Work to complete -
Set all the material down again unchanged, without the pictures.

Stored data -
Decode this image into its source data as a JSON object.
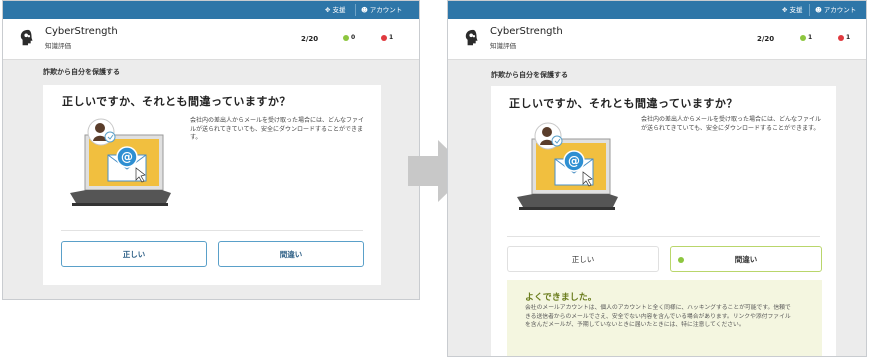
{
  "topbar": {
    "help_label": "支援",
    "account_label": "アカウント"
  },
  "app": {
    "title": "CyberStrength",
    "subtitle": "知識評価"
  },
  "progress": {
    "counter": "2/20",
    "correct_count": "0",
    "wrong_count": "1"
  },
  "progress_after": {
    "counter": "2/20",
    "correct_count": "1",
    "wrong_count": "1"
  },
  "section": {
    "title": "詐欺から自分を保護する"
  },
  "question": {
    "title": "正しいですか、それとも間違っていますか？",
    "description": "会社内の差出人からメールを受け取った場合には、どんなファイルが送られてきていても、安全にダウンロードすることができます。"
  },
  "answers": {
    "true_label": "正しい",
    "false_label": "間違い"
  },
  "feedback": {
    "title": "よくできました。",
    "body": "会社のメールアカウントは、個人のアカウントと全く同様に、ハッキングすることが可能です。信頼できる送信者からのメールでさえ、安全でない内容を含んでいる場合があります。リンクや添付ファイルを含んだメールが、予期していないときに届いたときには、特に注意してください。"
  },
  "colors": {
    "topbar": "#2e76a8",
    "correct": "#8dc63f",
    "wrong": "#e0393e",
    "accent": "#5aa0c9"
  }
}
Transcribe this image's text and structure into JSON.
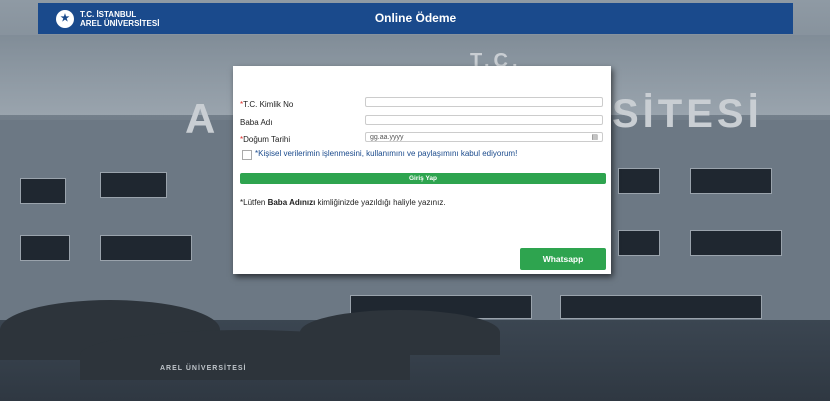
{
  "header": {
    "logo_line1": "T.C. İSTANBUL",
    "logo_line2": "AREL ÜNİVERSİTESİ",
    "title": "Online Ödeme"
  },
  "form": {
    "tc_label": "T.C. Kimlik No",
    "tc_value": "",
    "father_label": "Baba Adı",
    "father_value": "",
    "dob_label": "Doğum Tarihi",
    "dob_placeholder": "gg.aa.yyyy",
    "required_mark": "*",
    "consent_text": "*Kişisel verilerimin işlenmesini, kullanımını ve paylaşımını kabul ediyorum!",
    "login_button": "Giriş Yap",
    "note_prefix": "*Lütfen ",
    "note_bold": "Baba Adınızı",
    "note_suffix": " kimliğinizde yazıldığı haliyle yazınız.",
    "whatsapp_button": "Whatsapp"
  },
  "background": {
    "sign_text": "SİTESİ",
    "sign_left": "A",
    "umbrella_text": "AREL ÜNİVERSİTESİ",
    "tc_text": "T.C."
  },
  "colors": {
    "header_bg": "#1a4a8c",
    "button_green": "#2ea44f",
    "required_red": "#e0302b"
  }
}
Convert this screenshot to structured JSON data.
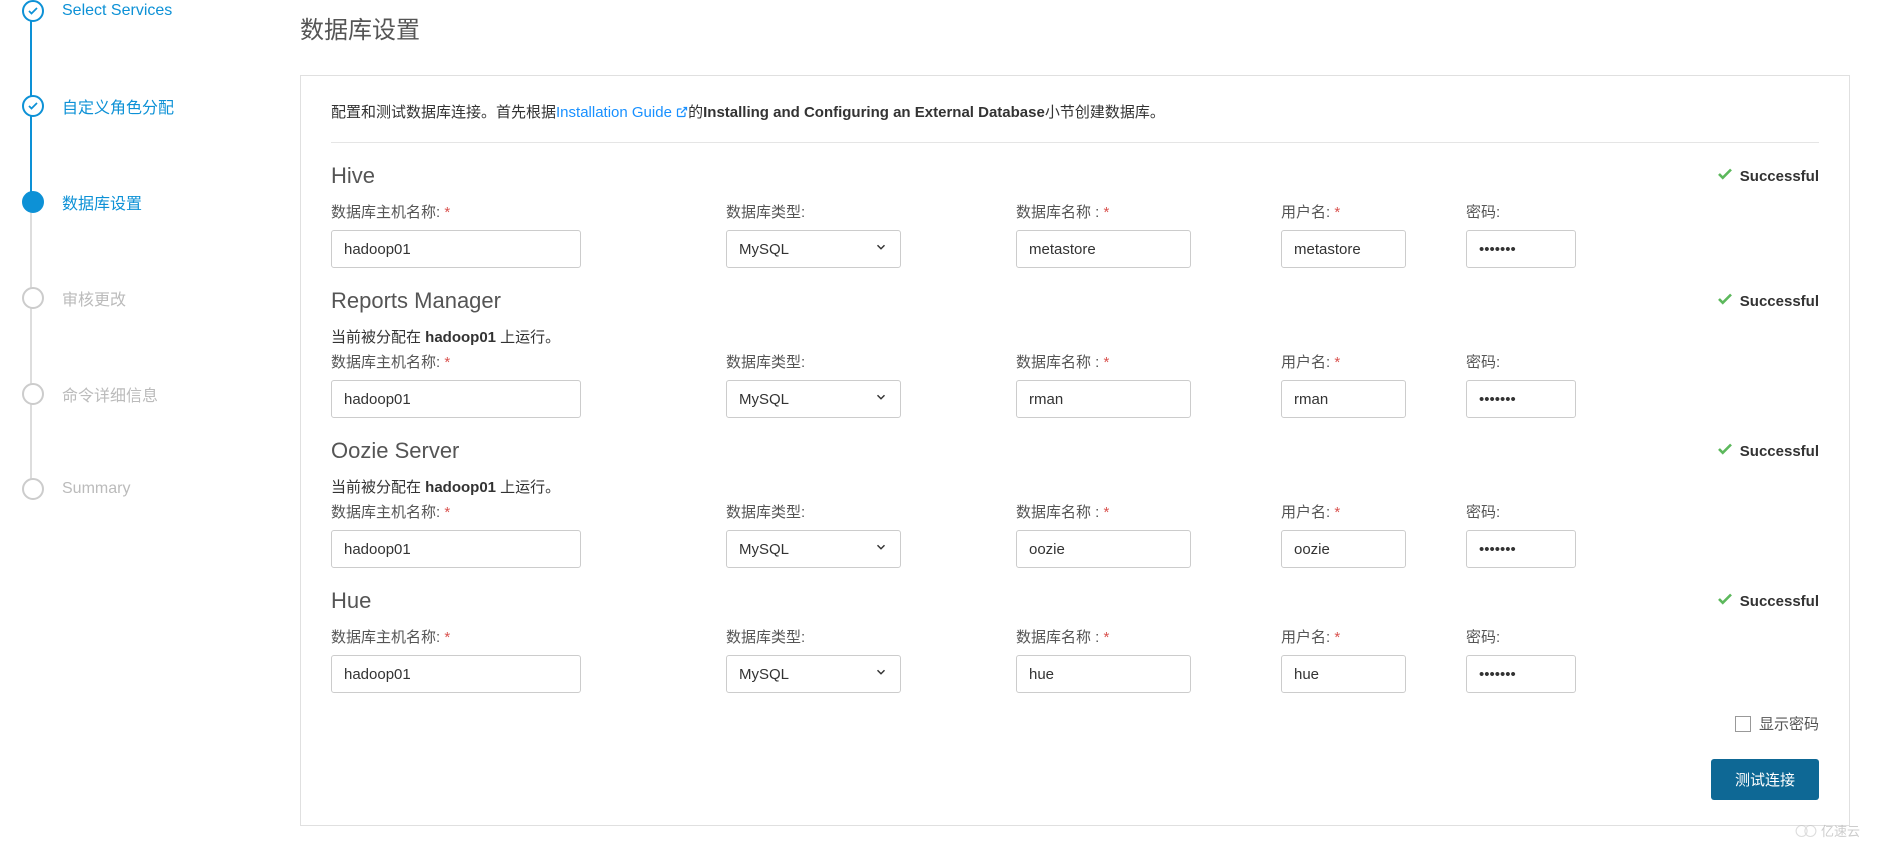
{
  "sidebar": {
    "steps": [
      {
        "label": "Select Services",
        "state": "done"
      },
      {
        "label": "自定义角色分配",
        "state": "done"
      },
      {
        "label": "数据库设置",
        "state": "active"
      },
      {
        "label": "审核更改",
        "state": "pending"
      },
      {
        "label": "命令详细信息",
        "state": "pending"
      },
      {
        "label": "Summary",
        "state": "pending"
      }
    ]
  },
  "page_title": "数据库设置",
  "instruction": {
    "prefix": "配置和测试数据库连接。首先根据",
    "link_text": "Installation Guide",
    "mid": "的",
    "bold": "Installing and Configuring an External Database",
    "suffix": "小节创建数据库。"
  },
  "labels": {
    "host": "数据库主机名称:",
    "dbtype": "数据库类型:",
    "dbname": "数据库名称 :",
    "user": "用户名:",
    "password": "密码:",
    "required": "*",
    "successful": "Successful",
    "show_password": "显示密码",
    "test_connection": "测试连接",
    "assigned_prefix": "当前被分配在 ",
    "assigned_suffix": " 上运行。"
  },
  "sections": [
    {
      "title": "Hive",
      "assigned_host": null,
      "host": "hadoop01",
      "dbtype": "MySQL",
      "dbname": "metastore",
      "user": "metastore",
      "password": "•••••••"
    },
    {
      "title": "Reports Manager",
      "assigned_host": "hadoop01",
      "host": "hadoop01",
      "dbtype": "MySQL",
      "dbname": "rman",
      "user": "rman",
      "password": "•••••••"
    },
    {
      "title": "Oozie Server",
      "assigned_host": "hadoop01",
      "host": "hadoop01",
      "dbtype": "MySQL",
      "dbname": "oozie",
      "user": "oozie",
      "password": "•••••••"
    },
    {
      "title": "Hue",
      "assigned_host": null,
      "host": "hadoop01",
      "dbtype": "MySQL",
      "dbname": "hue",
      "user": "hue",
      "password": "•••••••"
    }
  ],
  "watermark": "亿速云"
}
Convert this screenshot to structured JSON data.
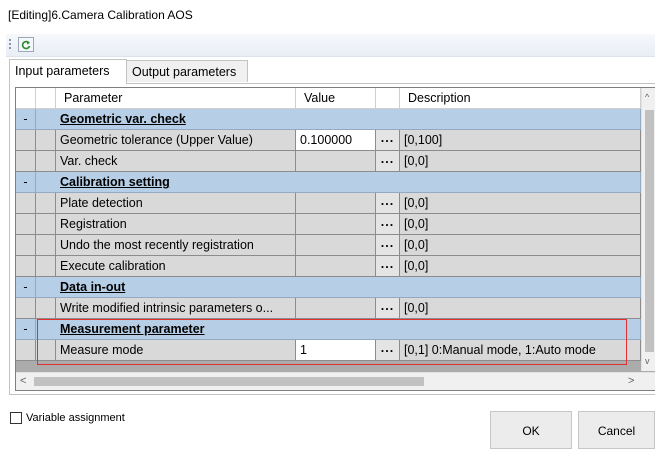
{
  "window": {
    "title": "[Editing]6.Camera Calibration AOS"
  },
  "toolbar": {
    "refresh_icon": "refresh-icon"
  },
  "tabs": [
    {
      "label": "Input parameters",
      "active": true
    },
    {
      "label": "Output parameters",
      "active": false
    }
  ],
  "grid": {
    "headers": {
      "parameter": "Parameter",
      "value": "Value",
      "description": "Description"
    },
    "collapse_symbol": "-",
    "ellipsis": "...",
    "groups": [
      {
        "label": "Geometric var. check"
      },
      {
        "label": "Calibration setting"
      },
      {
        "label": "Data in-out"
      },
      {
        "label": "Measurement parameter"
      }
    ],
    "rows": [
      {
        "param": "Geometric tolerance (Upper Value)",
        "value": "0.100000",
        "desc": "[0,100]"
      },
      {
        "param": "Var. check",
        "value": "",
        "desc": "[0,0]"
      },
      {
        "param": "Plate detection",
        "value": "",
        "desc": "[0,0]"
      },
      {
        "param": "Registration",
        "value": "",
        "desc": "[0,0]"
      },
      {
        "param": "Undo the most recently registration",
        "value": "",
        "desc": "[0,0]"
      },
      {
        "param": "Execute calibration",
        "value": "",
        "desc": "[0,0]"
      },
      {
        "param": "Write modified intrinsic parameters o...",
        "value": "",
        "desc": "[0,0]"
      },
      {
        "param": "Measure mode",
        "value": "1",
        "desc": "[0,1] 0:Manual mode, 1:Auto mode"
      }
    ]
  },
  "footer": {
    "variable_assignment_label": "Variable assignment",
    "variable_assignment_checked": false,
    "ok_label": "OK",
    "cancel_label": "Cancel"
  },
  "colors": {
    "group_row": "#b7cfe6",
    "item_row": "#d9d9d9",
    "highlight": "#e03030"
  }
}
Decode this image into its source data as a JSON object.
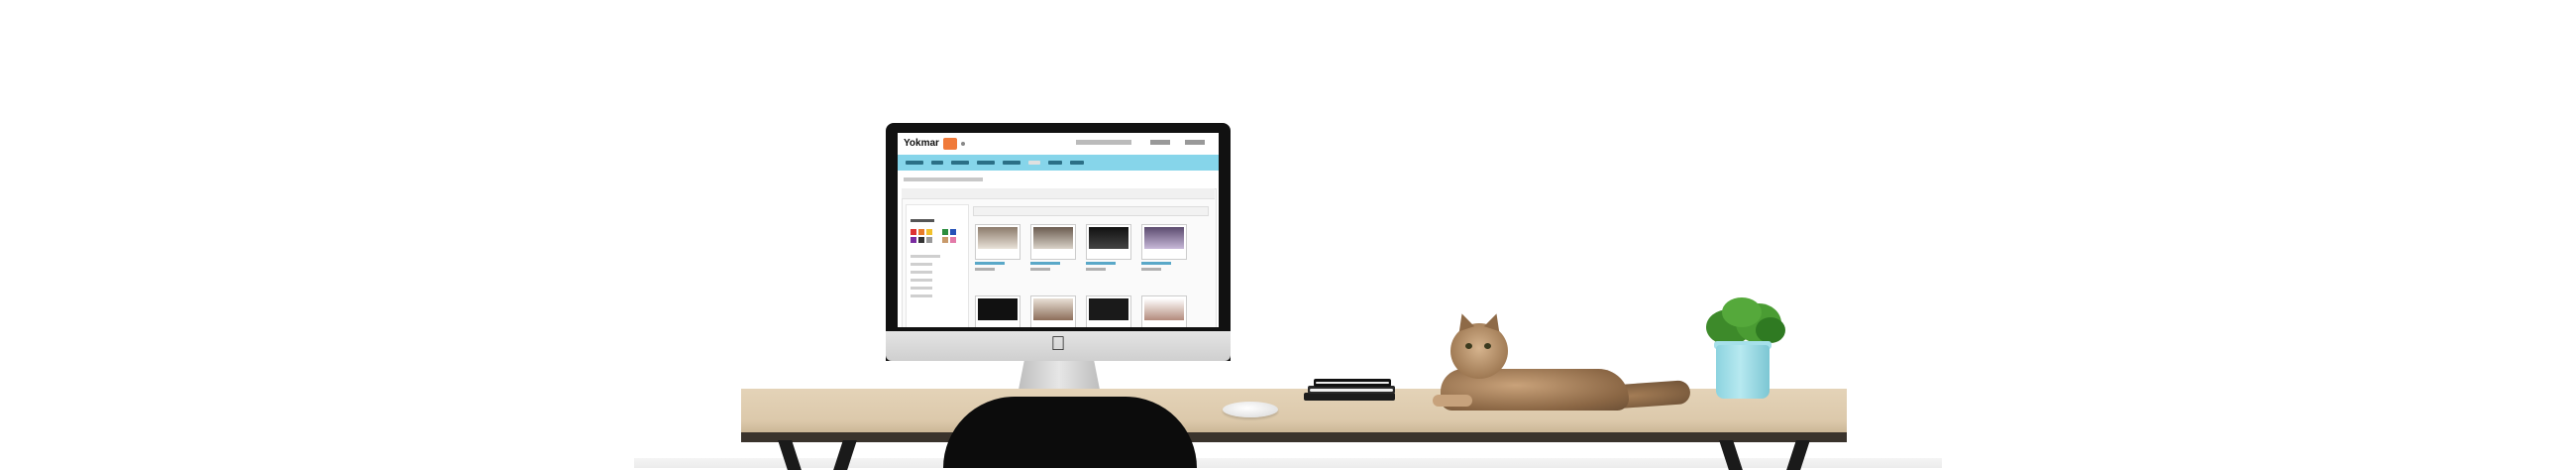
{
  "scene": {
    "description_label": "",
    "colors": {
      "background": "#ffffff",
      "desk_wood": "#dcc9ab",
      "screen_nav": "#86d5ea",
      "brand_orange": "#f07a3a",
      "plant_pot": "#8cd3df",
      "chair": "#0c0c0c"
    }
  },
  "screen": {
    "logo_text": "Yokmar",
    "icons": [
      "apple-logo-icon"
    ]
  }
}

Problem solution -
Decode this image into its source data as a JSON object.
{
  "topbar": {
    "help_label": "支援",
    "account_label": "アカウント"
  },
  "app": {
    "title": "CyberStrength",
    "subtitle": "知識評価"
  },
  "progress": {
    "counter": "2/20",
    "correct_count": "0",
    "wrong_count": "1"
  },
  "progress_after": {
    "counter": "2/20",
    "correct_count": "1",
    "wrong_count": "1"
  },
  "section": {
    "title": "詐欺から自分を保護する"
  },
  "question": {
    "title": "正しいですか、それとも間違っていますか？",
    "description": "会社内の差出人からメールを受け取った場合には、どんなファイルが送られてきていても、安全にダウンロードすることができます。"
  },
  "answers": {
    "true_label": "正しい",
    "false_label": "間違い"
  },
  "feedback": {
    "title": "よくできました。",
    "body": "会社のメールアカウントは、個人のアカウントと全く同様に、ハッキングすることが可能です。信頼できる送信者からのメールでさえ、安全でない内容を含んでいる場合があります。リンクや添付ファイルを含んだメールが、予期していないときに届いたときには、特に注意してください。"
  },
  "colors": {
    "topbar": "#2e76a8",
    "correct": "#8dc63f",
    "wrong": "#e0393e",
    "accent": "#5aa0c9"
  }
}
Transcribe this image's text and structure into JSON.
{
  "header": {
    "logo_line1": "T.C. İSTANBUL",
    "logo_line2": "AREL ÜNİVERSİTESİ",
    "title": "Online Ödeme"
  },
  "form": {
    "tc_label": "T.C. Kimlik No",
    "tc_value": "",
    "father_label": "Baba Adı",
    "father_value": "",
    "dob_label": "Doğum Tarihi",
    "dob_placeholder": "gg.aa.yyyy",
    "required_mark": "*",
    "consent_text": "*Kişisel verilerimin işlenmesini, kullanımını ve paylaşımını kabul ediyorum!",
    "login_button": "Giriş Yap",
    "note_prefix": "*Lütfen ",
    "note_bold": "Baba Adınızı",
    "note_suffix": " kimliğinizde yazıldığı haliyle yazınız.",
    "whatsapp_button": "Whatsapp"
  },
  "background": {
    "sign_text": "SİTESİ",
    "sign_left": "A",
    "umbrella_text": "AREL ÜNİVERSİTESİ",
    "tc_text": "T.C."
  },
  "colors": {
    "header_bg": "#1a4a8c",
    "button_green": "#2ea44f",
    "required_red": "#e0302b"
  }
}
Convert this screenshot to structured JSON data.
{
  "sidebar": {
    "steps": [
      {
        "label": "Select Services",
        "state": "done"
      },
      {
        "label": "自定义角色分配",
        "state": "done"
      },
      {
        "label": "数据库设置",
        "state": "active"
      },
      {
        "label": "审核更改",
        "state": "pending"
      },
      {
        "label": "命令详细信息",
        "state": "pending"
      },
      {
        "label": "Summary",
        "state": "pending"
      }
    ]
  },
  "page_title": "数据库设置",
  "instruction": {
    "prefix": "配置和测试数据库连接。首先根据",
    "link_text": "Installation Guide",
    "mid": "的",
    "bold": "Installing and Configuring an External Database",
    "suffix": "小节创建数据库。"
  },
  "labels": {
    "host": "数据库主机名称:",
    "dbtype": "数据库类型:",
    "dbname": "数据库名称 :",
    "user": "用户名:",
    "password": "密码:",
    "required": "*",
    "successful": "Successful",
    "show_password": "显示密码",
    "test_connection": "测试连接",
    "assigned_prefix": "当前被分配在 ",
    "assigned_suffix": " 上运行。"
  },
  "sections": [
    {
      "title": "Hive",
      "assigned_host": null,
      "host": "hadoop01",
      "dbtype": "MySQL",
      "dbname": "metastore",
      "user": "metastore",
      "password": "•••••••"
    },
    {
      "title": "Reports Manager",
      "assigned_host": "hadoop01",
      "host": "hadoop01",
      "dbtype": "MySQL",
      "dbname": "rman",
      "user": "rman",
      "password": "•••••••"
    },
    {
      "title": "Oozie Server",
      "assigned_host": "hadoop01",
      "host": "hadoop01",
      "dbtype": "MySQL",
      "dbname": "oozie",
      "user": "oozie",
      "password": "•••••••"
    },
    {
      "title": "Hue",
      "assigned_host": null,
      "host": "hadoop01",
      "dbtype": "MySQL",
      "dbname": "hue",
      "user": "hue",
      "password": "•••••••"
    }
  ],
  "watermark": "亿速云"
}
Convert this screenshot to structured JSON data.
{
  "window": {
    "title": "[Editing]6.Camera Calibration AOS"
  },
  "toolbar": {
    "refresh_icon": "refresh-icon"
  },
  "tabs": [
    {
      "label": "Input parameters",
      "active": true
    },
    {
      "label": "Output parameters",
      "active": false
    }
  ],
  "grid": {
    "headers": {
      "parameter": "Parameter",
      "value": "Value",
      "description": "Description"
    },
    "collapse_symbol": "-",
    "ellipsis": "...",
    "groups": [
      {
        "label": "Geometric var. check"
      },
      {
        "label": "Calibration setting"
      },
      {
        "label": "Data in-out"
      },
      {
        "label": "Measurement parameter"
      }
    ],
    "rows": [
      {
        "param": "Geometric tolerance (Upper Value)",
        "value": "0.100000",
        "desc": "[0,100]"
      },
      {
        "param": "Var. check",
        "value": "",
        "desc": "[0,0]"
      },
      {
        "param": "Plate detection",
        "value": "",
        "desc": "[0,0]"
      },
      {
        "param": "Registration",
        "value": "",
        "desc": "[0,0]"
      },
      {
        "param": "Undo the most recently registration",
        "value": "",
        "desc": "[0,0]"
      },
      {
        "param": "Execute calibration",
        "value": "",
        "desc": "[0,0]"
      },
      {
        "param": "Write modified intrinsic parameters o...",
        "value": "",
        "desc": "[0,0]"
      },
      {
        "param": "Measure mode",
        "value": "1",
        "desc": "[0,1] 0:Manual mode, 1:Auto mode"
      }
    ]
  },
  "footer": {
    "variable_assignment_label": "Variable assignment",
    "variable_assignment_checked": false,
    "ok_label": "OK",
    "cancel_label": "Cancel"
  },
  "colors": {
    "group_row": "#b7cfe6",
    "item_row": "#d9d9d9",
    "highlight": "#e03030"
  }
}
Decode this image into its source data as a JSON object.
{
  "scene": {
    "description_label": "",
    "colors": {
      "background": "#ffffff",
      "desk_wood": "#dcc9ab",
      "screen_nav": "#86d5ea",
      "brand_orange": "#f07a3a",
      "plant_pot": "#8cd3df",
      "chair": "#0c0c0c"
    }
  },
  "screen": {
    "logo_text": "Yokmar",
    "icons": [
      "apple-logo-icon"
    ]
  }
}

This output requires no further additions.